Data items
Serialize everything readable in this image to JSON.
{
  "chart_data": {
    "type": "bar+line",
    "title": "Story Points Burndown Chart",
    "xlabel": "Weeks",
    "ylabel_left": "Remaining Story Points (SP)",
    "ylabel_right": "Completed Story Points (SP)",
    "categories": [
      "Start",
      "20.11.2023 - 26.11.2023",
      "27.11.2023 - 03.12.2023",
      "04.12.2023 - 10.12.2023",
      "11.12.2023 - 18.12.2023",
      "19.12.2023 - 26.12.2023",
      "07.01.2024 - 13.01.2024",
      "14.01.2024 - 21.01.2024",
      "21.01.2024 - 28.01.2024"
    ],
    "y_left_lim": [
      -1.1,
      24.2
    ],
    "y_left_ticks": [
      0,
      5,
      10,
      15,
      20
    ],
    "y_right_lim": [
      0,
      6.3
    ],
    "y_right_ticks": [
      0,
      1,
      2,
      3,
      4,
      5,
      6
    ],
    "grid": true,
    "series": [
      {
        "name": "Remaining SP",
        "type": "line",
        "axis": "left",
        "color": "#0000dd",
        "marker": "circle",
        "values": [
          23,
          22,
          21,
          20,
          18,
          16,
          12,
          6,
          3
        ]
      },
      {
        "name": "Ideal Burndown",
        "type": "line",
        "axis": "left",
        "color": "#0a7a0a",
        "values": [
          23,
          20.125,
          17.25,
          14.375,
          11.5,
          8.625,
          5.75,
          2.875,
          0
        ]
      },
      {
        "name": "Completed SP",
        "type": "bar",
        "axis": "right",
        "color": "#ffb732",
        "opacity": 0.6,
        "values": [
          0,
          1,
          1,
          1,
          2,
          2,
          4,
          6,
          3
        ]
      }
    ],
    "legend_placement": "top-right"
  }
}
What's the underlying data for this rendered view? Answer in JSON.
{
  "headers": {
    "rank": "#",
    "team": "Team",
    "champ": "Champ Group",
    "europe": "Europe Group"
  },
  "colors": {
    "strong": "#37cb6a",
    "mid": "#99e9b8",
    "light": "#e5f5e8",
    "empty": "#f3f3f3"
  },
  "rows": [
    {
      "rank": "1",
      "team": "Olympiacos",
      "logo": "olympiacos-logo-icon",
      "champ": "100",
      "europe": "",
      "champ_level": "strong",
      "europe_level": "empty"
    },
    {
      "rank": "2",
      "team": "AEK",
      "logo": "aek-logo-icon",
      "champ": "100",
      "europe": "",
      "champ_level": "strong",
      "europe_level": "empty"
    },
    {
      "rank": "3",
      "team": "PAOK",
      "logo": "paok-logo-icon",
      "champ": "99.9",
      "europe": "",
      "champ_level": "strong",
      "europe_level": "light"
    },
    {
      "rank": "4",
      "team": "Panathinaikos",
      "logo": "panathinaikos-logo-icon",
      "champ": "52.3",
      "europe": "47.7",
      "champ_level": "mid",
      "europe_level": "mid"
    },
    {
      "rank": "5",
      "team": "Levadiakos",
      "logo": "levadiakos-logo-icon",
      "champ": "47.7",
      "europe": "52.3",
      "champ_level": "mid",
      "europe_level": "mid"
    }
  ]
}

> _What you should do_
Give the entries once more, exactly as they appear.

> _Task answer_
Serialize everything readable in this image to JSON.
{
  "chart_data": {
    "type": "bar+line",
    "title": "Story Points Burndown Chart",
    "xlabel": "Weeks",
    "ylabel_left": "Remaining Story Points (SP)",
    "ylabel_right": "Completed Story Points (SP)",
    "categories": [
      "Start",
      "20.11.2023 - 26.11.2023",
      "27.11.2023 - 03.12.2023",
      "04.12.2023 - 10.12.2023",
      "11.12.2023 - 18.12.2023",
      "19.12.2023 - 26.12.2023",
      "07.01.2024 - 13.01.2024",
      "14.01.2024 - 21.01.2024",
      "21.01.2024 - 28.01.2024"
    ],
    "y_left_lim": [
      -1.1,
      24.2
    ],
    "y_left_ticks": [
      0,
      5,
      10,
      15,
      20
    ],
    "y_right_lim": [
      0,
      6.3
    ],
    "y_right_ticks": [
      0,
      1,
      2,
      3,
      4,
      5,
      6
    ],
    "grid": true,
    "series": [
      {
        "name": "Remaining SP",
        "type": "line",
        "axis": "left",
        "color": "#0000dd",
        "marker": "circle",
        "values": [
          23,
          22,
          21,
          20,
          18,
          16,
          12,
          6,
          3
        ]
      },
      {
        "name": "Ideal Burndown",
        "type": "line",
        "axis": "left",
        "color": "#0a7a0a",
        "values": [
          23,
          20.125,
          17.25,
          14.375,
          11.5,
          8.625,
          5.75,
          2.875,
          0
        ]
      },
      {
        "name": "Completed SP",
        "type": "bar",
        "axis": "right",
        "color": "#ffb732",
        "opacity": 0.6,
        "values": [
          0,
          1,
          1,
          1,
          2,
          2,
          4,
          6,
          3
        ]
      }
    ],
    "legend_placement": "top-right"
  }
}
What's the underlying data for this rendered view? Answer in JSON.
{
  "headers": {
    "rank": "#",
    "team": "Team",
    "champ": "Champ Group",
    "europe": "Europe Group"
  },
  "colors": {
    "strong": "#37cb6a",
    "mid": "#99e9b8",
    "light": "#e5f5e8",
    "empty": "#f3f3f3"
  },
  "rows": [
    {
      "rank": "1",
      "team": "Olympiacos",
      "logo": "olympiacos-logo-icon",
      "champ": "100",
      "europe": "",
      "champ_level": "strong",
      "europe_level": "empty"
    },
    {
      "rank": "2",
      "team": "AEK",
      "logo": "aek-logo-icon",
      "champ": "100",
      "europe": "",
      "champ_level": "strong",
      "europe_level": "empty"
    },
    {
      "rank": "3",
      "team": "PAOK",
      "logo": "paok-logo-icon",
      "champ": "99.9",
      "europe": "",
      "champ_level": "strong",
      "europe_level": "light"
    },
    {
      "rank": "4",
      "team": "Panathinaikos",
      "logo": "panathinaikos-logo-icon",
      "champ": "52.3",
      "europe": "47.7",
      "champ_level": "mid",
      "europe_level": "mid"
    },
    {
      "rank": "5",
      "team": "Levadiakos",
      "logo": "levadiakos-logo-icon",
      "champ": "47.7",
      "europe": "52.3",
      "champ_level": "mid",
      "europe_level": "mid"
    }
  ]
}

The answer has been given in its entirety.